* [Written task]
All records are to be retyped faithfully and completely.

::::::::::

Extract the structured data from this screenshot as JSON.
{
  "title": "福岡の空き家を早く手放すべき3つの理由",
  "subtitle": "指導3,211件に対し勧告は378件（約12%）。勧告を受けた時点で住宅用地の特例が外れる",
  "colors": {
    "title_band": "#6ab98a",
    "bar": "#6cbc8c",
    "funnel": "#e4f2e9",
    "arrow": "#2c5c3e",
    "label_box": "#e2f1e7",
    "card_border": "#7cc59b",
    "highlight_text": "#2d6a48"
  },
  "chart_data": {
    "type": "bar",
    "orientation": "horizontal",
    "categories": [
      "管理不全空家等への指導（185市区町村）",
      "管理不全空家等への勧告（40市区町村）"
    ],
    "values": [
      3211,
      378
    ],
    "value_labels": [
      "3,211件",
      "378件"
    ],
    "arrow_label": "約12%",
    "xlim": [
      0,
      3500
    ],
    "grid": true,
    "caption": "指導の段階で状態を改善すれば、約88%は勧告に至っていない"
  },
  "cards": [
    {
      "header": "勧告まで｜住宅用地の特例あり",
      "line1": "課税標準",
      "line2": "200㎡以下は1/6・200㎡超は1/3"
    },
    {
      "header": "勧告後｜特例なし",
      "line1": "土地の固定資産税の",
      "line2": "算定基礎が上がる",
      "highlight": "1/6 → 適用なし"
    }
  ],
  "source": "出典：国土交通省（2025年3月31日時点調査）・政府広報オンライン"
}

::::::::::

* [Task response]
Extract the structured data from this screenshot as JSON.
{
  "title": "福岡の空き家を早く手放すべき3つの理由",
  "subtitle": "指導3,211件に対し勧告は378件（約12%）。勧告を受けた時点で住宅用地の特例が外れる",
  "colors": {
    "title_band": "#6ab98a",
    "bar": "#6cbc8c",
    "funnel": "#e4f2e9",
    "arrow": "#2c5c3e",
    "label_box": "#e2f1e7",
    "card_border": "#7cc59b",
    "highlight_text": "#2d6a48"
  },
  "chart_data": {
    "type": "bar",
    "orientation": "horizontal",
    "categories": [
      "管理不全空家等への指導（185市区町村）",
      "管理不全空家等への勧告（40市区町村）"
    ],
    "values": [
      3211,
      378
    ],
    "value_labels": [
      "3,211件",
      "378件"
    ],
    "arrow_label": "約12%",
    "xlim": [
      0,
      3500
    ],
    "grid": true,
    "caption": "指導の段階で状態を改善すれば、約88%は勧告に至っていない"
  },
  "cards": [
    {
      "header": "勧告まで｜住宅用地の特例あり",
      "line1": "課税標準",
      "line2": "200㎡以下は1/6・200㎡超は1/3"
    },
    {
      "header": "勧告後｜特例なし",
      "line1": "土地の固定資産税の",
      "line2": "算定基礎が上がる",
      "highlight": "1/6 → 適用なし"
    }
  ],
  "source": "出典：国土交通省（2025年3月31日時点調査）・政府広報オンライン"
}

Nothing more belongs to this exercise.